>> START MATERIAL PROVIDED

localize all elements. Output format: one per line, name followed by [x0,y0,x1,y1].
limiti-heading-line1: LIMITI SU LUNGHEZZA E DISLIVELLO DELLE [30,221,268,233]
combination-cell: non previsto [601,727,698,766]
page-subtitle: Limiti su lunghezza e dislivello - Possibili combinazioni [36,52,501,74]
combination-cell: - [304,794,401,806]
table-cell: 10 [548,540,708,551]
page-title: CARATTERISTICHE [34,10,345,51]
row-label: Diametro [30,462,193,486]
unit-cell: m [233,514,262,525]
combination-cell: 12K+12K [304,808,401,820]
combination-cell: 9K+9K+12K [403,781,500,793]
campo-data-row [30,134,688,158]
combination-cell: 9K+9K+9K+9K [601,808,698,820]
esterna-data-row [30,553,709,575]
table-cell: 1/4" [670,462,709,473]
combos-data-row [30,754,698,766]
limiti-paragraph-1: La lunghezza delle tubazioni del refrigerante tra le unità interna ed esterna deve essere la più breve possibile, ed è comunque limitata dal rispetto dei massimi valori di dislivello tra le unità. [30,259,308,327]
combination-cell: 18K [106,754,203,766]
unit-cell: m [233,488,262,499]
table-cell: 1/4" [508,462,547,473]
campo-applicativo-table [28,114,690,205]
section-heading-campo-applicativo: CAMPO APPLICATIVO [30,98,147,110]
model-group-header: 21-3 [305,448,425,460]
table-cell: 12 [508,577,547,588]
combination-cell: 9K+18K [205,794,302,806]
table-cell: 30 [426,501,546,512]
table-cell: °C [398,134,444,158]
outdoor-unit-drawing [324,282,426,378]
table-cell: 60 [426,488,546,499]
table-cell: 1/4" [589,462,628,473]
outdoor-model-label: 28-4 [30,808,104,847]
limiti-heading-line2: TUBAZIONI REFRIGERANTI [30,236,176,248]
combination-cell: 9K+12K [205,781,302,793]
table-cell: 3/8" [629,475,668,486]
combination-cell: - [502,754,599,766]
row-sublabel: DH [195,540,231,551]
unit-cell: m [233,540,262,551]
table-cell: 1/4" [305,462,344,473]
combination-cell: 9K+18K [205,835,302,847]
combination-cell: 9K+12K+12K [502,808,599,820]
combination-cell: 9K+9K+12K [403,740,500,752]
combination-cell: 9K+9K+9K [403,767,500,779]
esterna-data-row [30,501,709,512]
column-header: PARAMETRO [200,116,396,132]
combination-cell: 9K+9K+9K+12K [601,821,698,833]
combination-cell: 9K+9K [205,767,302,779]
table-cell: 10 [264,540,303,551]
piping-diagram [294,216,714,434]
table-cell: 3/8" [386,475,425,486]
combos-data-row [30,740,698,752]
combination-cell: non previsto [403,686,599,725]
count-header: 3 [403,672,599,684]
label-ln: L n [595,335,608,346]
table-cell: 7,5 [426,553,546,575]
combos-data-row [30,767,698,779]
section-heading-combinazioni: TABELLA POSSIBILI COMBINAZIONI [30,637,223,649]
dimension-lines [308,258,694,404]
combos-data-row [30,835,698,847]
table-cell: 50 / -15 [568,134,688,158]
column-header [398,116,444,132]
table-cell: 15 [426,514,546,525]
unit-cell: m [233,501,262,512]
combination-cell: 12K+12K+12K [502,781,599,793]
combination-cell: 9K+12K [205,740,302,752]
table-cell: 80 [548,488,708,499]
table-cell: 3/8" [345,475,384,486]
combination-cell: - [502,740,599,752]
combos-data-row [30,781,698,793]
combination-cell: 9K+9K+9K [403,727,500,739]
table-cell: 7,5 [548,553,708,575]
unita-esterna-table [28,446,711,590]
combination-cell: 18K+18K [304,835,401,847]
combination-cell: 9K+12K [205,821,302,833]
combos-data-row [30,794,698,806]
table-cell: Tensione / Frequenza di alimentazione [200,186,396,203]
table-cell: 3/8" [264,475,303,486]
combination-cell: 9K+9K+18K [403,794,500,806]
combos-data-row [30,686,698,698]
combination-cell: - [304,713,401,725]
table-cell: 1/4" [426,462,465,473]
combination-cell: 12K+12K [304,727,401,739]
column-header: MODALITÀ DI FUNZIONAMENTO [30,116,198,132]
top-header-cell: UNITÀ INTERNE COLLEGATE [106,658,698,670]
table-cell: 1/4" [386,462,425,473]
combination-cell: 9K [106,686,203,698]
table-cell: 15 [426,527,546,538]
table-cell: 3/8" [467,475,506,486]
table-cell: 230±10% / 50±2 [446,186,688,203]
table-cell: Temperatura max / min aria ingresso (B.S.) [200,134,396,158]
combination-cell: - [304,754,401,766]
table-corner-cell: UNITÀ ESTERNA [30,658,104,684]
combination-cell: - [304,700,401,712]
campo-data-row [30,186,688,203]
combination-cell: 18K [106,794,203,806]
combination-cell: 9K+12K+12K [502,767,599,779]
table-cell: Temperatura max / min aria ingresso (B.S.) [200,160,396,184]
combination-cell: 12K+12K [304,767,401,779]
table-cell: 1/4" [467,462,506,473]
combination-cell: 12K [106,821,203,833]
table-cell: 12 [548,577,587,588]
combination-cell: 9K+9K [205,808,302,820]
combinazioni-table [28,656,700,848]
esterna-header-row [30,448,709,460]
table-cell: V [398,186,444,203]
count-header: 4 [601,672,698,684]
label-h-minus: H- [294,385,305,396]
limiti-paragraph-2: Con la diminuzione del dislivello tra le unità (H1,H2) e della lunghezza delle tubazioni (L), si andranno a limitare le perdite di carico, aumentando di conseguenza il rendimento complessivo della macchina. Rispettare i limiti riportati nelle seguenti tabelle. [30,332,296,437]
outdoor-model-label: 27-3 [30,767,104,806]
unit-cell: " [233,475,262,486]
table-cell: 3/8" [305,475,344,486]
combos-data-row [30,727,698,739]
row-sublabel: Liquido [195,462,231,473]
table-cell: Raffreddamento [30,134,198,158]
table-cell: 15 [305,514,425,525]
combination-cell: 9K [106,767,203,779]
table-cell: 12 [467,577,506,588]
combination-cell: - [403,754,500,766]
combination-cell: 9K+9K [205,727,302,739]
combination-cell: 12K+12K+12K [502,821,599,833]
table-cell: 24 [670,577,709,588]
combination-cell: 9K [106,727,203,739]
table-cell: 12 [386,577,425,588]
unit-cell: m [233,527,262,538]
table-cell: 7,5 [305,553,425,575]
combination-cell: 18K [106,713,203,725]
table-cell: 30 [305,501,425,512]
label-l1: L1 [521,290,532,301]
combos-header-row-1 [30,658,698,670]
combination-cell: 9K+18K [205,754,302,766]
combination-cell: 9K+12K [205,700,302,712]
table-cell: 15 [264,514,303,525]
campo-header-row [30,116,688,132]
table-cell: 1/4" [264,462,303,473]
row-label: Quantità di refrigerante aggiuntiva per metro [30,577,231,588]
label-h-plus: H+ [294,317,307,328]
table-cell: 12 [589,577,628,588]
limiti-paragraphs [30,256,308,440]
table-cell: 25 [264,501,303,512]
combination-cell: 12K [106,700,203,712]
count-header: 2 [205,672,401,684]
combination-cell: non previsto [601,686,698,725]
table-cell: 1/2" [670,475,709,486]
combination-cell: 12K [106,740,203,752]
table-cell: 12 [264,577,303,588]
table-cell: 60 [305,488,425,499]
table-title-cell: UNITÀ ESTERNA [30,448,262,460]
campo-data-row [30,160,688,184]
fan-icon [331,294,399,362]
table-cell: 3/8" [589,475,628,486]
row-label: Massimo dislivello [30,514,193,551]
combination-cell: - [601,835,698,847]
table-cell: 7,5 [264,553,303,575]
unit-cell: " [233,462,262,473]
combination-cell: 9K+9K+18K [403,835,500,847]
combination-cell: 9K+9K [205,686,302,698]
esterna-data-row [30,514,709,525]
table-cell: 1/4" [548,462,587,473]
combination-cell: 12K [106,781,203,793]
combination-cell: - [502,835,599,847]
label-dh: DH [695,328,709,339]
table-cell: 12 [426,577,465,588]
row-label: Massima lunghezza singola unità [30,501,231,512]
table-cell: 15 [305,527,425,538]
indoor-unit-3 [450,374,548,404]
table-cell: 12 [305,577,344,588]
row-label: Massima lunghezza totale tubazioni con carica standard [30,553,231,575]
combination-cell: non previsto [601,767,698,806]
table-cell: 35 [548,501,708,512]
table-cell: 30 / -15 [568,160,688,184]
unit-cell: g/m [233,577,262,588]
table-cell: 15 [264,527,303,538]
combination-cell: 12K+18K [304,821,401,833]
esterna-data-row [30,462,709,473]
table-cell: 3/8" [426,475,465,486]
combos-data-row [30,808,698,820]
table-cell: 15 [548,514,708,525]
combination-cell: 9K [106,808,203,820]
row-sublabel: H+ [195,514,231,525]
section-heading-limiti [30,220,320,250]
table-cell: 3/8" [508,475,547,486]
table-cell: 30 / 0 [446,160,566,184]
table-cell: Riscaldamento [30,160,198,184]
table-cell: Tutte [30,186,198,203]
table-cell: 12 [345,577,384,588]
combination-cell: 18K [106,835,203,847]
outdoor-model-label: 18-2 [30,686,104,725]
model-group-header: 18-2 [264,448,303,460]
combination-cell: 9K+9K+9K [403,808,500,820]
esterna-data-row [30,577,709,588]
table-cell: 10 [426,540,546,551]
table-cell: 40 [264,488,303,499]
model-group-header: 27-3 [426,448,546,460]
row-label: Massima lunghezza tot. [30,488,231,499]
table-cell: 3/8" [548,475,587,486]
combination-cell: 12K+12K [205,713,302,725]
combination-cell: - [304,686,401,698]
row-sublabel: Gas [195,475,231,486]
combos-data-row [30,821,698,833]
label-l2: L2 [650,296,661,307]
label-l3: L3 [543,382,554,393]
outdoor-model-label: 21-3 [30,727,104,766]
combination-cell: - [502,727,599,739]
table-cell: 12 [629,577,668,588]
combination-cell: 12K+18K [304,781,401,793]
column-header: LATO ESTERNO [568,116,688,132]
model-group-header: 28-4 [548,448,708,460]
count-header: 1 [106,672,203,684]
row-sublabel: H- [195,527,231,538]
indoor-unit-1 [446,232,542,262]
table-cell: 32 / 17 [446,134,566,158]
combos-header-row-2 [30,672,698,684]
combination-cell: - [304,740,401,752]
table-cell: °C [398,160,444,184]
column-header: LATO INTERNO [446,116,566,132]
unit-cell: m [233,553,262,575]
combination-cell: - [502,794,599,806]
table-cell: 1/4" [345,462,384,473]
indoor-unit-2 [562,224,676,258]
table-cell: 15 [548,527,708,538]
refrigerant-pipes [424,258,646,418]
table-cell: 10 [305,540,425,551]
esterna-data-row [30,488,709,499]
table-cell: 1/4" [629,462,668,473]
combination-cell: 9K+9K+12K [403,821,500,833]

>> END MATERIAL PROVIDED

- WHAT YOU HAVE TO DO:
Lay out the records from the first line through the line containing "table-cell: °C [398,134,444,158]", inclusive, as a JSON list of strings with one string per line and blank lines left out.

- TASK SOLUTION:
[
  "localize all elements. Output format: one per line, name followed by [x0,y0,x1,y1].",
  "limiti-heading-line1: LIMITI SU LUNGHEZZA E DISLIVELLO DELLE [30,221,268,233]",
  "combination-cell: non previsto [601,727,698,766]",
  "page-subtitle: Limiti su lunghezza e dislivello - Possibili combinazioni [36,52,501,74]",
  "combination-cell: - [304,794,401,806]",
  "table-cell: 10 [548,540,708,551]",
  "page-title: CARATTERISTICHE [34,10,345,51]",
  "row-label: Diametro [30,462,193,486]",
  "unit-cell: m [233,514,262,525]",
  "combination-cell: 12K+12K [304,808,401,820]",
  "combination-cell: 9K+9K+12K [403,781,500,793]",
  "campo-data-row [30,134,688,158]",
  "combination-cell: 9K+9K+9K+9K [601,808,698,820]",
  "esterna-data-row [30,553,709,575]",
  "table-cell: 1/4\" [670,462,709,473]",
  "combos-data-row [30,754,698,766]",
  "limiti-paragraph-1: La lunghezza delle tubazioni del refrigerante tra le unità interna ed esterna deve essere la più breve possibile, ed è comunque limitata dal rispetto dei massimi valori di dislivello tra le unità. [30,259,308,327]",
  "combination-cell: 18K [106,754,203,766]",
  "unit-cell: m [233,488,262,499]",
  "table-cell: 1/4\" [508,462,547,473]",
  "campo-applicativo-table [28,114,690,205]",
  "section-heading-campo-applicativo: CAMPO APPLICATIVO [30,98,147,110]",
  "model-group-header: 21-3 [305,448,425,460]",
  "table-cell: 12 [508,577,547,588]",
  "combination-cell: 9K+18K [205,794,302,806]",
  "table-cell: 30 [426,501,546,512]",
  "table-cell: °C [398,134,444,158]"
]